[DO THIS]
Each record below is to be reproduced without any change.

-------- DATA TO USE

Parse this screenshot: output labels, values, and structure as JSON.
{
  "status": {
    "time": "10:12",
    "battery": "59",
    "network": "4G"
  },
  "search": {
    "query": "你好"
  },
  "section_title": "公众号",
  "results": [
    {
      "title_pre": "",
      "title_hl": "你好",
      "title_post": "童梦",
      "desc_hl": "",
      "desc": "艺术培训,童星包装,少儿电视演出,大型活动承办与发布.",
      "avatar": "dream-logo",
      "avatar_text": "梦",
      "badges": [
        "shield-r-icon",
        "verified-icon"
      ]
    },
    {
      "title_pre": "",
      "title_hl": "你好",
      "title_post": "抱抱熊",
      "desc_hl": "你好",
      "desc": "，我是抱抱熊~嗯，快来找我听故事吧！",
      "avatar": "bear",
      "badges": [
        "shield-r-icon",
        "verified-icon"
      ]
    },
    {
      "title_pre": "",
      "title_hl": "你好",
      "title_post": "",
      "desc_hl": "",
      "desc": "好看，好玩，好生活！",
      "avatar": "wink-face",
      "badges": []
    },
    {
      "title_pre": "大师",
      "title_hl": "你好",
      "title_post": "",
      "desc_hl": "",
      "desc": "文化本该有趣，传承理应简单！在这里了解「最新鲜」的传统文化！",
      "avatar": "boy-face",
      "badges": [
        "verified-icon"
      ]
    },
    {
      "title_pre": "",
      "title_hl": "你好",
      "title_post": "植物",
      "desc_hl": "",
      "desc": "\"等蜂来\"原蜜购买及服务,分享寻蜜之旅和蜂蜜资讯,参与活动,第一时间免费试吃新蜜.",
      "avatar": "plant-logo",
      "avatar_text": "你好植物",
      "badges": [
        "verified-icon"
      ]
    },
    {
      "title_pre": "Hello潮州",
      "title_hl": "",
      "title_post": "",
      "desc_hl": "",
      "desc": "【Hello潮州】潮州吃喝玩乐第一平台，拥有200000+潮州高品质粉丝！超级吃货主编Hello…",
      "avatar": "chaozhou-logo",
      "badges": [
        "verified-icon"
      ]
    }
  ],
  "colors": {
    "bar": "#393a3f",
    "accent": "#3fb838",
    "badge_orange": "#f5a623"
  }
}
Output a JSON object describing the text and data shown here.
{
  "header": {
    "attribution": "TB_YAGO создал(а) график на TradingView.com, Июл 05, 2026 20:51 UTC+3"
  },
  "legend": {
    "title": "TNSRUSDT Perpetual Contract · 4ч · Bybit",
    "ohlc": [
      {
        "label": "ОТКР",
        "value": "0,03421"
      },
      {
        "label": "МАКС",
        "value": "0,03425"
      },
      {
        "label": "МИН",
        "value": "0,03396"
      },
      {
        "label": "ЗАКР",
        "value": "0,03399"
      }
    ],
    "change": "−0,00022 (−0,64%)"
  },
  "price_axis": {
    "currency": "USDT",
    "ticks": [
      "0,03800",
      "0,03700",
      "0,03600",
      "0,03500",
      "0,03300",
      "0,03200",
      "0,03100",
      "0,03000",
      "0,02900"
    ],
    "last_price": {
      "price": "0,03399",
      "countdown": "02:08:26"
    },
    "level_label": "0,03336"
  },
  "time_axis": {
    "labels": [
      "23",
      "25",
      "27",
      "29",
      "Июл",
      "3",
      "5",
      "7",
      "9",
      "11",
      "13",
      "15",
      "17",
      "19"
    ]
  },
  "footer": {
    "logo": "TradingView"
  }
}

----------------

[ANSWER BELOW]
Parse this screenshot: output labels, values, and structure as JSON.
{
  "status": {
    "time": "10:12",
    "battery": "59",
    "network": "4G"
  },
  "search": {
    "query": "你好"
  },
  "section_title": "公众号",
  "results": [
    {
      "title_pre": "",
      "title_hl": "你好",
      "title_post": "童梦",
      "desc_hl": "",
      "desc": "艺术培训,童星包装,少儿电视演出,大型活动承办与发布.",
      "avatar": "dream-logo",
      "avatar_text": "梦",
      "badges": [
        "shield-r-icon",
        "verified-icon"
      ]
    },
    {
      "title_pre": "",
      "title_hl": "你好",
      "title_post": "抱抱熊",
      "desc_hl": "你好",
      "desc": "，我是抱抱熊~嗯，快来找我听故事吧！",
      "avatar": "bear",
      "badges": [
        "shield-r-icon",
        "verified-icon"
      ]
    },
    {
      "title_pre": "",
      "title_hl": "你好",
      "title_post": "",
      "desc_hl": "",
      "desc": "好看，好玩，好生活！",
      "avatar": "wink-face",
      "badges": []
    },
    {
      "title_pre": "大师",
      "title_hl": "你好",
      "title_post": "",
      "desc_hl": "",
      "desc": "文化本该有趣，传承理应简单！在这里了解「最新鲜」的传统文化！",
      "avatar": "boy-face",
      "badges": [
        "verified-icon"
      ]
    },
    {
      "title_pre": "",
      "title_hl": "你好",
      "title_post": "植物",
      "desc_hl": "",
      "desc": "\"等蜂来\"原蜜购买及服务,分享寻蜜之旅和蜂蜜资讯,参与活动,第一时间免费试吃新蜜.",
      "avatar": "plant-logo",
      "avatar_text": "你好植物",
      "badges": [
        "verified-icon"
      ]
    },
    {
      "title_pre": "Hello潮州",
      "title_hl": "",
      "title_post": "",
      "desc_hl": "",
      "desc": "【Hello潮州】潮州吃喝玩乐第一平台，拥有200000+潮州高品质粉丝！超级吃货主编Hello…",
      "avatar": "chaozhou-logo",
      "badges": [
        "verified-icon"
      ]
    }
  ],
  "colors": {
    "bar": "#393a3f",
    "accent": "#3fb838",
    "badge_orange": "#f5a623"
  }
}
Output a JSON object describing the text and data shown here.
{
  "header": {
    "attribution": "TB_YAGO создал(а) график на TradingView.com, Июл 05, 2026 20:51 UTC+3"
  },
  "legend": {
    "title": "TNSRUSDT Perpetual Contract · 4ч · Bybit",
    "ohlc": [
      {
        "label": "ОТКР",
        "value": "0,03421"
      },
      {
        "label": "МАКС",
        "value": "0,03425"
      },
      {
        "label": "МИН",
        "value": "0,03396"
      },
      {
        "label": "ЗАКР",
        "value": "0,03399"
      }
    ],
    "change": "−0,00022 (−0,64%)"
  },
  "price_axis": {
    "currency": "USDT",
    "ticks": [
      "0,03800",
      "0,03700",
      "0,03600",
      "0,03500",
      "0,03300",
      "0,03200",
      "0,03100",
      "0,03000",
      "0,02900"
    ],
    "last_price": {
      "price": "0,03399",
      "countdown": "02:08:26"
    },
    "level_label": "0,03336"
  },
  "time_axis": {
    "labels": [
      "23",
      "25",
      "27",
      "29",
      "Июл",
      "3",
      "5",
      "7",
      "9",
      "11",
      "13",
      "15",
      "17",
      "19"
    ]
  },
  "footer": {
    "logo": "TradingView"
  }
}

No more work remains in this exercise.